(Saved entries)
_ _ _ _

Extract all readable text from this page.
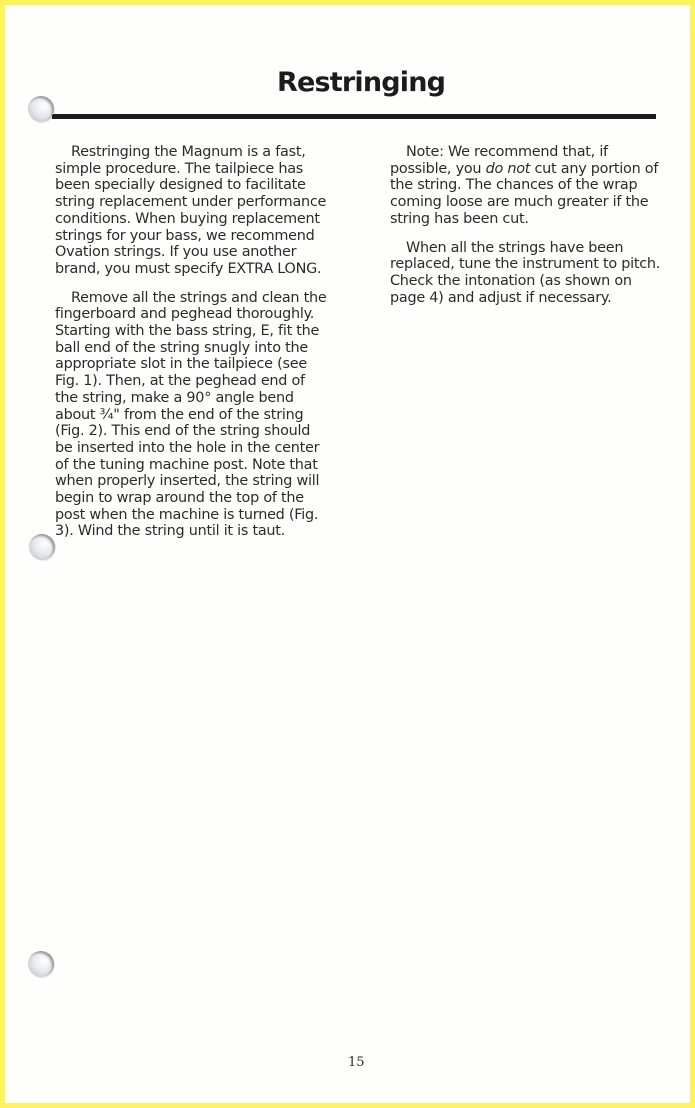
Restringing

Restringing the Magnum is a fast, simple procedure. The tailpiece has been specially designed to facilitate string replacement under performance conditions. When buying replacement strings for your bass, we recommend Ovation strings. If you use another brand, you must specify EXTRA LONG.

Remove all the strings and clean the fingerboard and peghead thoroughly. Starting with the bass string, E, fit the ball end of the string snugly into the appropriate slot in the tailpiece (see Fig. 1). Then, at the peghead end of the string, make a 90° angle bend about ¾" from the end of the string (Fig. 2). This end of the string should be inserted into the hole in the center of the tuning machine post. Note that when properly inserted, the string will begin to wrap around the top of the post when the machine is turned (Fig. 3). Wind the string until it is taut.

Note: We recommend that, if possible, you do not cut any portion of the string. The chances of the wrap coming loose are much greater if the string has been cut.

When all the strings have been replaced, tune the instrument to pitch. Check the intonation (as shown on page 4) and adjust if necessary.

15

_ _ _ _

What needs to be done:
Make a word-for-word copy of the entries, without any pictures.

Answer to this task:
Extract all readable text from this page.
Restringing

Restringing the Magnum is a fast, simple procedure. The tailpiece has been specially designed to facilitate string replacement under performance conditions. When buying replacement strings for your bass, we recommend Ovation strings. If you use another brand, you must specify EXTRA LONG.

Remove all the strings and clean the fingerboard and peghead thoroughly. Starting with the bass string, E, fit the ball end of the string snugly into the appropriate slot in the tailpiece (see Fig. 1). Then, at the peghead end of the string, make a 90° angle bend about ¾" from the end of the string (Fig. 2). This end of the string should be inserted into the hole in the center of the tuning machine post. Note that when properly inserted, the string will begin to wrap around the top of the post when the machine is turned (Fig. 3). Wind the string until it is taut.

Note: We recommend that, if possible, you do not cut any portion of the string. The chances of the wrap coming loose are much greater if the string has been cut.

When all the strings have been replaced, tune the instrument to pitch. Check the intonation (as shown on page 4) and adjust if necessary.

15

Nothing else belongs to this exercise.